The occupation authorities have maintained many of Saddam's repressive
laws, including the 1987 order which robbed us of basic union rights,
including the right to strike.  Today, we still have no official
recognition as a trade union, despite having 23,000 members in 10 oil
and gas companies in Basra, Amara, Nassiriya, and up to Anbar province.


 

However, we draw our legitimacy from the workers, not the government.
We believe unions should operate regardless of the government's wishes,
until the people are able finally to elect a genuinely accountable and
independent Iraqi government, which represents our interests and not
those of American imperialism. 

 

Our union is independent of any political party.

 

Most trade unions in Britain only seem to be aware of one union
federation in Iraq, the regime-authorised Iraqi Federation of Trade
Unions, whose president, Rassim Awadi, is deputy leader of the
US-imposed prime minister Ayad Allawi's party.  The IFTU's leadership is
carved up between the pro-government Communist party, Allawi's Iraqi
National Accord, and their satellites.  In fact, there are two other
union federations, which are linked to political parties, as well as our
own organisation. 

 

Our union has already shown it is able to stand its ground against one
of the most powerful US companies, Dick Cheney's KBR, which tried to
take over our workplaces with the protection of occupation forces. 

 

We forced them out and compelled their Kuwaiti subcontractor, Al
Khourafi, to replace 1,000 of the 1,200 employees it brought with it
with Iraqi workers, 70% of whom are unemployed today.  We also fought US
viceroy Paul Bremer's wage schedule, which dictated that Iraqi public
sector workers must earn ID 69,000 ($35) per month, while paying up to
$1,000 a day to thousands of foreign mercenaries. In August 2003 we took
strike action and shut down all oil production for three days. As a
result, the occupation authorities had to raise wages to a minimum of ID
150,000.

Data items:

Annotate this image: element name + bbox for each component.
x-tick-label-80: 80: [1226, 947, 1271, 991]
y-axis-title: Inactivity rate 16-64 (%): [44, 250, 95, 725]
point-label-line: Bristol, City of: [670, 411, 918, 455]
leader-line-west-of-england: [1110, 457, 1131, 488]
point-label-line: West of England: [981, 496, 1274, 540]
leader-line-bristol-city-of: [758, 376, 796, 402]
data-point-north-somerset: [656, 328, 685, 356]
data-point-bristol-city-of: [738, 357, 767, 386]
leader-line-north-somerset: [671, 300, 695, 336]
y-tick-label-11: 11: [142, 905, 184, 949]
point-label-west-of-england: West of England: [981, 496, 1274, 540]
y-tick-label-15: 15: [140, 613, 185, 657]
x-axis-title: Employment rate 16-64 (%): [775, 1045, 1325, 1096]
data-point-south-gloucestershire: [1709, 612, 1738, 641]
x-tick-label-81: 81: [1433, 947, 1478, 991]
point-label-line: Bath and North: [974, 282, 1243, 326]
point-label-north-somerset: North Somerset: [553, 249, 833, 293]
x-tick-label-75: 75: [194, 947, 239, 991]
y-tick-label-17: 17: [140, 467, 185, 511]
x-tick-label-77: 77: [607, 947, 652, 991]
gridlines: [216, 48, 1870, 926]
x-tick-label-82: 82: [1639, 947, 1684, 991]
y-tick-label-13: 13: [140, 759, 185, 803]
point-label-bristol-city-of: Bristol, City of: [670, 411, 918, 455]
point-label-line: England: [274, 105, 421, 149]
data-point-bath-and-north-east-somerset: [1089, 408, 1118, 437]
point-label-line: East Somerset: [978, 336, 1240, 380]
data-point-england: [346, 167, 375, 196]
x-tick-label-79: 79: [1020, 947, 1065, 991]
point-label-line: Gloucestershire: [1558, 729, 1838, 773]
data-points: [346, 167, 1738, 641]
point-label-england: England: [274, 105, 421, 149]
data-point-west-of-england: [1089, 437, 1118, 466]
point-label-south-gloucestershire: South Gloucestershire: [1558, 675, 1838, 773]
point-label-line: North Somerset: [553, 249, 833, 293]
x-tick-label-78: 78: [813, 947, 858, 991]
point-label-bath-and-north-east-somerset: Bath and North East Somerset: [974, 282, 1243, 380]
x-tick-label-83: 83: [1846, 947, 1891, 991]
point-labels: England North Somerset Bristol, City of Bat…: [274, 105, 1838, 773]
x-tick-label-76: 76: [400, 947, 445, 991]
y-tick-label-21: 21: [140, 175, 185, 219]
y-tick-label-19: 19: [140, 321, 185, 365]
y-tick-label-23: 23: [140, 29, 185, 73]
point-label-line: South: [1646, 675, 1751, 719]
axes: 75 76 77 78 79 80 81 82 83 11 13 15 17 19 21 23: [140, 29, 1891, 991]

### Your objective
Write out the part of the union statement from "We believe unions" to "of American imperialism." word for word.

### Result for this exercise
We believe unions should operate regardless of the government's wishes,
until the people are able finally to elect a genuinely accountable and
independent Iraqi government, which represents our interests and not
those of American imperialism.